* begin *

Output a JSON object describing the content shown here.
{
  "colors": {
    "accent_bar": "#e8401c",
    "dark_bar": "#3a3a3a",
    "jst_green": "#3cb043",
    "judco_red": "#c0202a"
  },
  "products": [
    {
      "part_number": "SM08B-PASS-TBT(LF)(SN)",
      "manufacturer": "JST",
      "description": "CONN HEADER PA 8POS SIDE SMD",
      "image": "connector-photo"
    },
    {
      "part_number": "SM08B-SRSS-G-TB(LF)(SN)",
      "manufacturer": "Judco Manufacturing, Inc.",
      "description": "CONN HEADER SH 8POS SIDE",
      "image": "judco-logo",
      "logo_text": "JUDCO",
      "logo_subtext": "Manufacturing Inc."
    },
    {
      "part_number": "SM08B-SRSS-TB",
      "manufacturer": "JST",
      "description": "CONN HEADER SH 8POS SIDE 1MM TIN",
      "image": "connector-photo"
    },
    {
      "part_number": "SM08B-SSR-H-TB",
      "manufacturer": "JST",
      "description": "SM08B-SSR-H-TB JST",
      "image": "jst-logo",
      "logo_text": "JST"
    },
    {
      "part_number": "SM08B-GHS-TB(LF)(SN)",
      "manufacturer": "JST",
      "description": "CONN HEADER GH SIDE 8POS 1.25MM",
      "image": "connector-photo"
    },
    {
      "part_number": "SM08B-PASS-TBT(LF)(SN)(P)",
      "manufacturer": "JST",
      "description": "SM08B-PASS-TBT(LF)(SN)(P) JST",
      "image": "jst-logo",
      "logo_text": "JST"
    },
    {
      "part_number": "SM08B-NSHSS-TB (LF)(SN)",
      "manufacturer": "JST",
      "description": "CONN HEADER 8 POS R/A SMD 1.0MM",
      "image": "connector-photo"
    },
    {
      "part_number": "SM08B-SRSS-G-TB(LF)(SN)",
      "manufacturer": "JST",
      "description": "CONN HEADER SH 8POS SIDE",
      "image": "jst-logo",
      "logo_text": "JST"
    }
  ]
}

* end *

» Written problem
Among the records above, find each line holding the string "HEADER" and pull it out.

» Result of this task
      "description": "CONN HEADER PA 8POS SIDE SMD",
      "description": "CONN HEADER SH 8POS SIDE",
      "description": "CONN HEADER SH 8POS SIDE 1MM TIN",
      "description": "CONN HEADER GH SIDE 8POS 1.25MM",
      "description": "CONN HEADER 8 POS R/A SMD 1.0MM",
      "description": "CONN HEADER SH 8POS SIDE",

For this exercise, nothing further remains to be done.